# WHAT TO PRODUCE
Return everything in the material from the line containing "List all visible" down to the line containing "- y-tick-label: 600: [95, 327, 112, 338]", both lines included, with the text unchanged. Leave the pictures out of your answer.

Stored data
####################

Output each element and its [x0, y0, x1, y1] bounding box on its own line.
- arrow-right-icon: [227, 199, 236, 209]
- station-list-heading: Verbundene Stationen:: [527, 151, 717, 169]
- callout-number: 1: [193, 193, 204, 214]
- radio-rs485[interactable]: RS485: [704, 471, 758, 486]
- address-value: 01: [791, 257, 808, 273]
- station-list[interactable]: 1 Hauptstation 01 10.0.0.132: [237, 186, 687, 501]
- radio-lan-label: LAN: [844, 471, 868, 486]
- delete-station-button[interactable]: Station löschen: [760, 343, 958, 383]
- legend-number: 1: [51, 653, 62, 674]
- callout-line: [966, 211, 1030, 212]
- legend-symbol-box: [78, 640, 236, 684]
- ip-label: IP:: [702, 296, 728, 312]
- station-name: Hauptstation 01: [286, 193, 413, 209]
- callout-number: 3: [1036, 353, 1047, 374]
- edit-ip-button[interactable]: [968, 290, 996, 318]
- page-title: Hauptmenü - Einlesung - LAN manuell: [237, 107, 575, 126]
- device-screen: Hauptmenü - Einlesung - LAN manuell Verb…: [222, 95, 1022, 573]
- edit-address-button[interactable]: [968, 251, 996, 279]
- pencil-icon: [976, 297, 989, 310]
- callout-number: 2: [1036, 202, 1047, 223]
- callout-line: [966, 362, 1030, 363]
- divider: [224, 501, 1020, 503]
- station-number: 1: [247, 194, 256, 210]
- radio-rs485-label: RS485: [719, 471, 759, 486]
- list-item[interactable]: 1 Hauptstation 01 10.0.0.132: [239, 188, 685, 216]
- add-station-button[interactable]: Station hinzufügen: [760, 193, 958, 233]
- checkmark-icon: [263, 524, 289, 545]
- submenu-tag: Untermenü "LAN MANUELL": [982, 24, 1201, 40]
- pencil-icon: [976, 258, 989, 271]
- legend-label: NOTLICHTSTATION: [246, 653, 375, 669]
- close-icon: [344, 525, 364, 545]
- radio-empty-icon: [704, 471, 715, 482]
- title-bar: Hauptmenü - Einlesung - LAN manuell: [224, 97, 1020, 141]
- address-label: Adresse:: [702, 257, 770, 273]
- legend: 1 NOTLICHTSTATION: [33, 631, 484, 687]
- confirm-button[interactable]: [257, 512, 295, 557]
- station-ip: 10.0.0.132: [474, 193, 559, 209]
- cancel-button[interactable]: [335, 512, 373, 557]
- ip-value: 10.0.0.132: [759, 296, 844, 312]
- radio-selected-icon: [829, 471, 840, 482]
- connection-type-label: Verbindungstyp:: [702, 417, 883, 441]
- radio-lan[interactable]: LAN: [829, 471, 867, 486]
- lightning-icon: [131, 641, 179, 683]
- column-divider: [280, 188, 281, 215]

####################

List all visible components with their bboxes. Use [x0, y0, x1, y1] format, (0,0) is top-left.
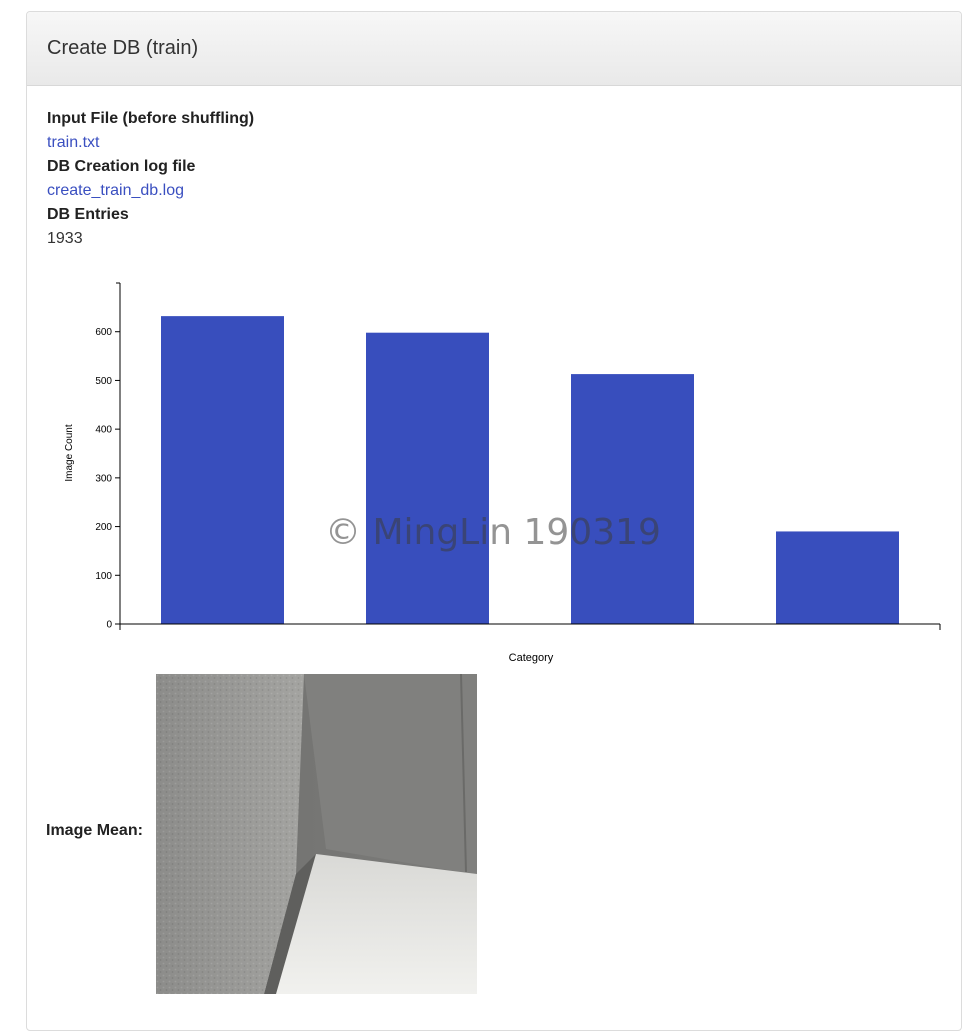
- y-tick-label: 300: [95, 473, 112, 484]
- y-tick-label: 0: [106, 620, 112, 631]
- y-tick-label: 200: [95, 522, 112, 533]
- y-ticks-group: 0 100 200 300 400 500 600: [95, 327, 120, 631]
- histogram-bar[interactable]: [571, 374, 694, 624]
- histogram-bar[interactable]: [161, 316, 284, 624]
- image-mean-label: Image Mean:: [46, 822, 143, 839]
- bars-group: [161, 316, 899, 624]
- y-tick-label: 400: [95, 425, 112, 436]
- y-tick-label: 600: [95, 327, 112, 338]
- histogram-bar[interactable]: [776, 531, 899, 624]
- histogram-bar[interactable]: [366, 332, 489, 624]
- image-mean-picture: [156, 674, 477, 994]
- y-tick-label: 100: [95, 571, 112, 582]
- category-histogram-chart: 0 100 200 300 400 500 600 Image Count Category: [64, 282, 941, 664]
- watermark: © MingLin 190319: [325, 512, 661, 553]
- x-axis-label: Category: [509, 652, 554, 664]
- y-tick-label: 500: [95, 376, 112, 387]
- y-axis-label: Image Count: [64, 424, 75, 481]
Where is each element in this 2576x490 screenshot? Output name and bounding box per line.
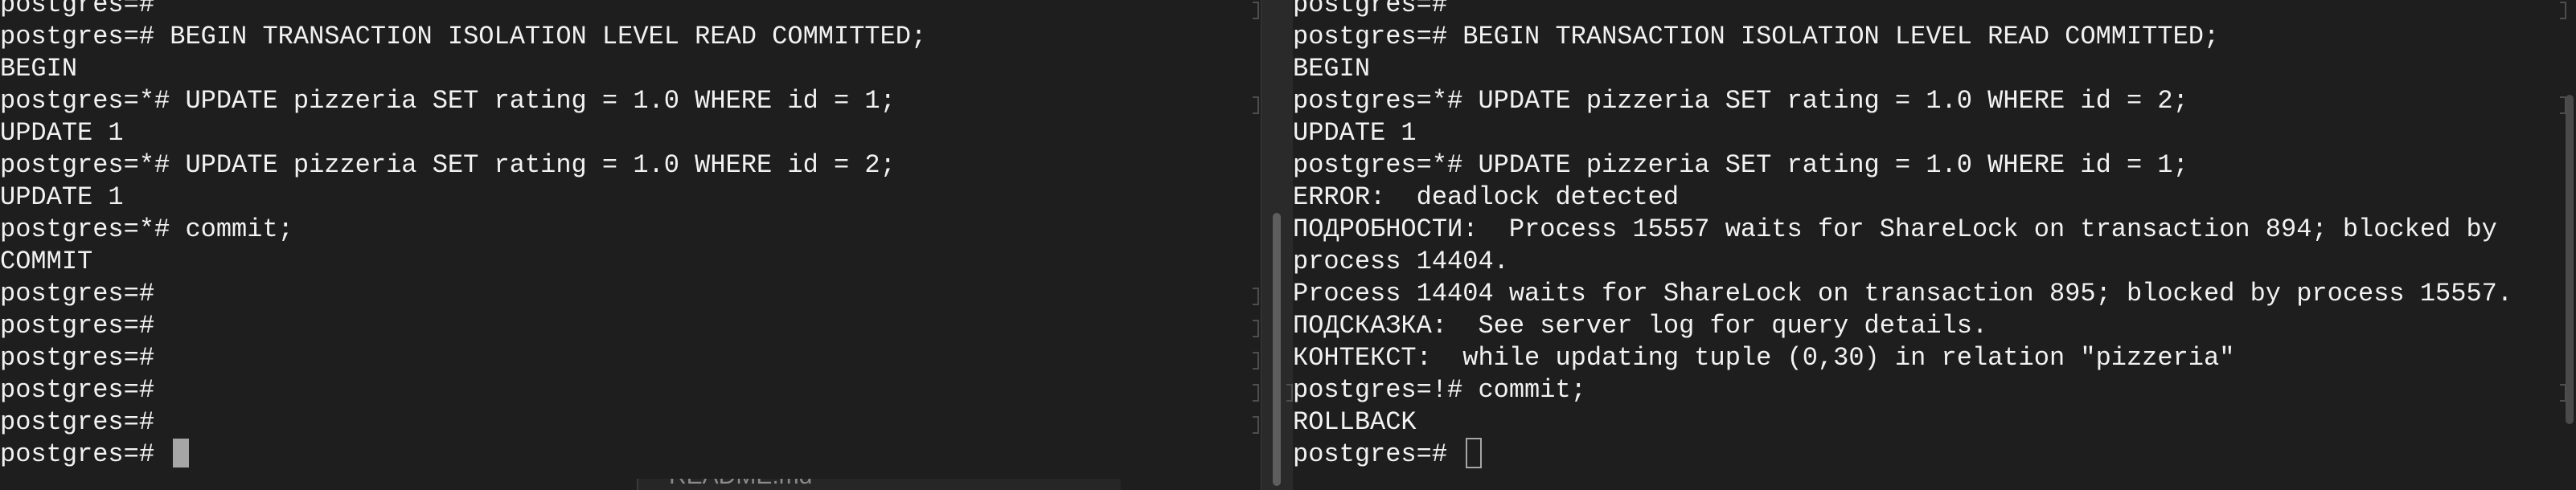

####################

# CORRECT RESULT
List all visible components with their bboxes. Use [x0, y0, x1, y1] format, (0,0) is top-left.
- y-tick-label: 300: [95, 473, 112, 484]
- y-tick-label: 0: [106, 620, 112, 631]
- y-tick-label: 200: [95, 522, 112, 533]
- y-ticks-group: 0 100 200 300 400 500 600: [95, 327, 120, 631]
- histogram-bar[interactable]: [571, 374, 694, 624]
- histogram-bar[interactable]: [161, 316, 284, 624]
- image-mean-label: Image Mean:: [46, 822, 143, 839]
- bars-group: [161, 316, 899, 624]
- y-tick-label: 400: [95, 425, 112, 436]
- y-tick-label: 600: [95, 327, 112, 338]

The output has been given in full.